[A block of data]
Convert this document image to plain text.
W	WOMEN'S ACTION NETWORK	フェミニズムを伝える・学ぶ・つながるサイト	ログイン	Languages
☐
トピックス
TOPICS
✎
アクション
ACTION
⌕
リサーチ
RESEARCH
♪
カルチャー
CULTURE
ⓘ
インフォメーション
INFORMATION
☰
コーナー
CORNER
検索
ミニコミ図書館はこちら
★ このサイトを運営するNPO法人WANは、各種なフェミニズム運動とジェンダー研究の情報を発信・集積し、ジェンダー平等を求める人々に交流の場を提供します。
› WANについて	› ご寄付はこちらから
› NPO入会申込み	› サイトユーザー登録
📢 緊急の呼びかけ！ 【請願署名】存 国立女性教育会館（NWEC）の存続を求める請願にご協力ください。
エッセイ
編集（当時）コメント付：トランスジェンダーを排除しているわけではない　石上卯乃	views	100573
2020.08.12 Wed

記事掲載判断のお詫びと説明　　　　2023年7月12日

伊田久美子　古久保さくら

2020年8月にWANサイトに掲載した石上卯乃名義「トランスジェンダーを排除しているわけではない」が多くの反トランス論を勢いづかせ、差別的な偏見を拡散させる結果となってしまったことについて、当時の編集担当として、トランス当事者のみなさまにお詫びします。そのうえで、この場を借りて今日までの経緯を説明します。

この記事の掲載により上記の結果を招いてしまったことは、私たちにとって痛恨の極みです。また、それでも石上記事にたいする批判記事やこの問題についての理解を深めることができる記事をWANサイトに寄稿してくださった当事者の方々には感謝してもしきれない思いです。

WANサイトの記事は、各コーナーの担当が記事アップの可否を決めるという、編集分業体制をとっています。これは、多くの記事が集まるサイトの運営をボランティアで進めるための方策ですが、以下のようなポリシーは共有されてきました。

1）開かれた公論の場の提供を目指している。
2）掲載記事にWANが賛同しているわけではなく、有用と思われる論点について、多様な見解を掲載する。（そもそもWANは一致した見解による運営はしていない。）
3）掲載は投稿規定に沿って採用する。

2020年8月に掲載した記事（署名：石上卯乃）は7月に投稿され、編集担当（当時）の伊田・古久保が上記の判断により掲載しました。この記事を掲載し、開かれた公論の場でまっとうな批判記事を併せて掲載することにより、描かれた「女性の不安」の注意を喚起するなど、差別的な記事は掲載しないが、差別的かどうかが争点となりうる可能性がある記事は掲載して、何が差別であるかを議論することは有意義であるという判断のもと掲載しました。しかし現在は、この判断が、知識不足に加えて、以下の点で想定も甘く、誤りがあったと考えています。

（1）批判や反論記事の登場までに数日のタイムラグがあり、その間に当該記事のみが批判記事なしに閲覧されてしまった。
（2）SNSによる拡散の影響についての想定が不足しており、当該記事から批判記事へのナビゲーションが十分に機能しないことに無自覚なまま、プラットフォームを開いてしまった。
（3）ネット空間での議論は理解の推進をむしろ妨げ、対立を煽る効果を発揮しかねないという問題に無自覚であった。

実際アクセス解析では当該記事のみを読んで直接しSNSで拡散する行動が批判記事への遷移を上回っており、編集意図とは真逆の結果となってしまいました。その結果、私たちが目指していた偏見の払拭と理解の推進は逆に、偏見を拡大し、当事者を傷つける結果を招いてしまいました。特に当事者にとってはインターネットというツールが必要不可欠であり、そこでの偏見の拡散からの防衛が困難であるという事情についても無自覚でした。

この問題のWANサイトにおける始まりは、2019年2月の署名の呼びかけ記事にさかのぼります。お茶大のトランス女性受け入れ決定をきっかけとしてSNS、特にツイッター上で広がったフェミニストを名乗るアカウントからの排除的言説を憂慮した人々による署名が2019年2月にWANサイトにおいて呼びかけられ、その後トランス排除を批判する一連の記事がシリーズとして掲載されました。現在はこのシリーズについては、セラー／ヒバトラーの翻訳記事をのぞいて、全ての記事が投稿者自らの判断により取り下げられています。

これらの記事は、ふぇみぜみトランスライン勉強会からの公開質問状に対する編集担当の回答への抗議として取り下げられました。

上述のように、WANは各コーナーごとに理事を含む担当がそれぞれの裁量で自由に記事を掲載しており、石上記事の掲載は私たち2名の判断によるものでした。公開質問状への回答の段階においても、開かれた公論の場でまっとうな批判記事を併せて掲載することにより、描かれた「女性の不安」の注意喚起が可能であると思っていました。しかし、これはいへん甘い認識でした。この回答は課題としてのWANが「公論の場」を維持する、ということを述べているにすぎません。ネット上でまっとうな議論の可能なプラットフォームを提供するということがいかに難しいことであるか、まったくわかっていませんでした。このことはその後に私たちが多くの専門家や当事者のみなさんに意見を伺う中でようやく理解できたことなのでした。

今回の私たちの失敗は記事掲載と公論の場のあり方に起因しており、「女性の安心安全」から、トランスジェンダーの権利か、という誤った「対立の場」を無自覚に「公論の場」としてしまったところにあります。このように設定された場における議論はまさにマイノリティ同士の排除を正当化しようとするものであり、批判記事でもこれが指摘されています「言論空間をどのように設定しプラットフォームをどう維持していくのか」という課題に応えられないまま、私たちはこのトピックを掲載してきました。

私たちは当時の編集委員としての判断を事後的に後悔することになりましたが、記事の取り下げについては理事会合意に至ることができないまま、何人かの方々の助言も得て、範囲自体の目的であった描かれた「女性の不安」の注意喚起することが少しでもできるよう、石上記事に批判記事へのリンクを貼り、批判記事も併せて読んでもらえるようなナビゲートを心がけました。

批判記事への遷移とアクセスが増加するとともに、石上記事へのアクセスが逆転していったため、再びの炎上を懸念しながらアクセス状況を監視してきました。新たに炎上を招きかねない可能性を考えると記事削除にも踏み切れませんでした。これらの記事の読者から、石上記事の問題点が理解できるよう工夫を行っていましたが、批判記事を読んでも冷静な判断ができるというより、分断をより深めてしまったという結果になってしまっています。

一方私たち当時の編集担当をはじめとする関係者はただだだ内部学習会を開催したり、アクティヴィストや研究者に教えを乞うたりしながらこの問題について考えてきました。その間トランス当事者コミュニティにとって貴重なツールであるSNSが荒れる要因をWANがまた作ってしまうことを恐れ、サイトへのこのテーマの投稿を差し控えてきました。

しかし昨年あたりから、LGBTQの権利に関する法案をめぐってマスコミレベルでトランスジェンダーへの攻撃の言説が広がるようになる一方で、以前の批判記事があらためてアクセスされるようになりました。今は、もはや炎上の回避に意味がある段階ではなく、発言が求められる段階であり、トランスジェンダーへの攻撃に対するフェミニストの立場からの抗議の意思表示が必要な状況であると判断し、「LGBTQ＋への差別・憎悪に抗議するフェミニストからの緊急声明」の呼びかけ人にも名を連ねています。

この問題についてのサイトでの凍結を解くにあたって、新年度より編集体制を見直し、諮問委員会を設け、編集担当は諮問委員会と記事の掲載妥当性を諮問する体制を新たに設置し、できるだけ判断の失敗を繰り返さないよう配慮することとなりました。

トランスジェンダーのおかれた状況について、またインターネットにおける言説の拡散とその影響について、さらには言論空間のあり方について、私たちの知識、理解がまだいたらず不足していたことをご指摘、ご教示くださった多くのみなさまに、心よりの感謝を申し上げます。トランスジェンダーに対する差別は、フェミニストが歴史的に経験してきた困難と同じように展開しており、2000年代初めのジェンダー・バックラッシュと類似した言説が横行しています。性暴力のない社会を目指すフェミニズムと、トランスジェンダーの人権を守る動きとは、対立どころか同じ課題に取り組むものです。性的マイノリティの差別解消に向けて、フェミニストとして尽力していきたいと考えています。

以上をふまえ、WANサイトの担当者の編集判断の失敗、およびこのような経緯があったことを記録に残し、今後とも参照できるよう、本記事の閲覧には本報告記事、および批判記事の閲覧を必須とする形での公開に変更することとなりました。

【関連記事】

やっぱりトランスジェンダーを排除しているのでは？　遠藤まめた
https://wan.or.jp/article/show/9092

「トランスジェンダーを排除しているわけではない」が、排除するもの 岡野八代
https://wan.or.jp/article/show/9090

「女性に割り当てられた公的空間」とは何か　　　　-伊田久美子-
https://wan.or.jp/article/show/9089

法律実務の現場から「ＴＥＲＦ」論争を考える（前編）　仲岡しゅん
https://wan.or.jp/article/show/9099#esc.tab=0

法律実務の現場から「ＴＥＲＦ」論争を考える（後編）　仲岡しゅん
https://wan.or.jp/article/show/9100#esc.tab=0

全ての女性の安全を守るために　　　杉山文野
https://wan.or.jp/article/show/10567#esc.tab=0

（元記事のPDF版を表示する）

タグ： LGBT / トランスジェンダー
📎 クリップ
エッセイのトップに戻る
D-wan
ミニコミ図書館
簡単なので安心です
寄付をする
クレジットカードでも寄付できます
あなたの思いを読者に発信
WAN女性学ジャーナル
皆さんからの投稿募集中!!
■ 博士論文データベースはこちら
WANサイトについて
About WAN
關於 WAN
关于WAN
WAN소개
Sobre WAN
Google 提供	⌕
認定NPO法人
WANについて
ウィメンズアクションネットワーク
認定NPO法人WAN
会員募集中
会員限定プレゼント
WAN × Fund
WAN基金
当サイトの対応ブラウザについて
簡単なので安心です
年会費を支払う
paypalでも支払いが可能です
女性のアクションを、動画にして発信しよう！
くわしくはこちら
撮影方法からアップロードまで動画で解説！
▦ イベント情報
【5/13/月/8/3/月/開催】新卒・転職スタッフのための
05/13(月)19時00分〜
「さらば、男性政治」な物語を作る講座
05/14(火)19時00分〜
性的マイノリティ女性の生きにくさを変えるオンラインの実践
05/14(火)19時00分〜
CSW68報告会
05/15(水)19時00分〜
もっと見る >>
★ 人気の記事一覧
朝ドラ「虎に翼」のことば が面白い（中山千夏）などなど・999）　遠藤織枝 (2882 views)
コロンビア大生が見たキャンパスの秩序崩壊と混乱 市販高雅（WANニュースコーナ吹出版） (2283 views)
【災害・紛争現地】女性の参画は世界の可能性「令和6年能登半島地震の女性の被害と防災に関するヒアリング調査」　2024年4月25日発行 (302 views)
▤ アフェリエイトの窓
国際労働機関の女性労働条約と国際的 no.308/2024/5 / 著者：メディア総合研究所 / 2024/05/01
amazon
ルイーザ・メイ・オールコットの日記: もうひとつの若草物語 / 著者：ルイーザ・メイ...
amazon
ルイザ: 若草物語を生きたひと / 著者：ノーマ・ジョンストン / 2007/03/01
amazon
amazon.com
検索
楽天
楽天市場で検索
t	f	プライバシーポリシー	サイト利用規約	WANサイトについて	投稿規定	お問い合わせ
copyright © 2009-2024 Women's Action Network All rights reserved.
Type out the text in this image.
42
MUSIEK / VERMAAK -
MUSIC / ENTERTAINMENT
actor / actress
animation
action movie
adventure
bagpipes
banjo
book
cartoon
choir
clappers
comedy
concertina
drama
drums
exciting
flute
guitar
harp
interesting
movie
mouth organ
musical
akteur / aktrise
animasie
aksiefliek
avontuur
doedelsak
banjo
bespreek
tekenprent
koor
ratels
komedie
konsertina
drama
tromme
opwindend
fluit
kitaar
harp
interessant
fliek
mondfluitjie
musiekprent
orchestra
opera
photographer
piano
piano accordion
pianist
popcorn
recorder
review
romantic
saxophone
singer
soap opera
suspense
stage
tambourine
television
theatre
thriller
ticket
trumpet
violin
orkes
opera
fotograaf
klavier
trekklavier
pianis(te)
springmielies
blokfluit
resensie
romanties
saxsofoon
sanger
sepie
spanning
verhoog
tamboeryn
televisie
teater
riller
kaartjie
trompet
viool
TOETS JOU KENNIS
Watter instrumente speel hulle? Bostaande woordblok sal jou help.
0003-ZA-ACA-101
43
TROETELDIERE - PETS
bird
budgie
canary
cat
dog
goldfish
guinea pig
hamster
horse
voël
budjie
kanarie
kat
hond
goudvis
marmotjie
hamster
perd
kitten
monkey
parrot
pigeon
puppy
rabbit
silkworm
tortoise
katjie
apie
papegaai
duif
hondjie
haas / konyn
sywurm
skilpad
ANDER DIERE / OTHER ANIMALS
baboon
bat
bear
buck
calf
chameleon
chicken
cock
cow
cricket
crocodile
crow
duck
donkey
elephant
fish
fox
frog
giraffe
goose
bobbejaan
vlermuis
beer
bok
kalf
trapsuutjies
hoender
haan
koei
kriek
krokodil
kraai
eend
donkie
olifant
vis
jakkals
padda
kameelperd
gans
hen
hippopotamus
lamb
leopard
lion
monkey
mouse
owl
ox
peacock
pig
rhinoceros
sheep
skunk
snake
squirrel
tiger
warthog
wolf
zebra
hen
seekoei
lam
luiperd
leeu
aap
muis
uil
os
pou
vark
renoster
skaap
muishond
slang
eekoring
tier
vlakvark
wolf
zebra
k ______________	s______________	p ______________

**Stated exercise**
Look through the entries above. Extract each line with the word "仲岡しゅん".

**Response to the task**
法律実務の現場から「ＴＥＲＦ」論争を考える（前編）　仲岡しゅん
法律実務の現場から「ＴＥＲＦ」論争を考える（後編）　仲岡しゅん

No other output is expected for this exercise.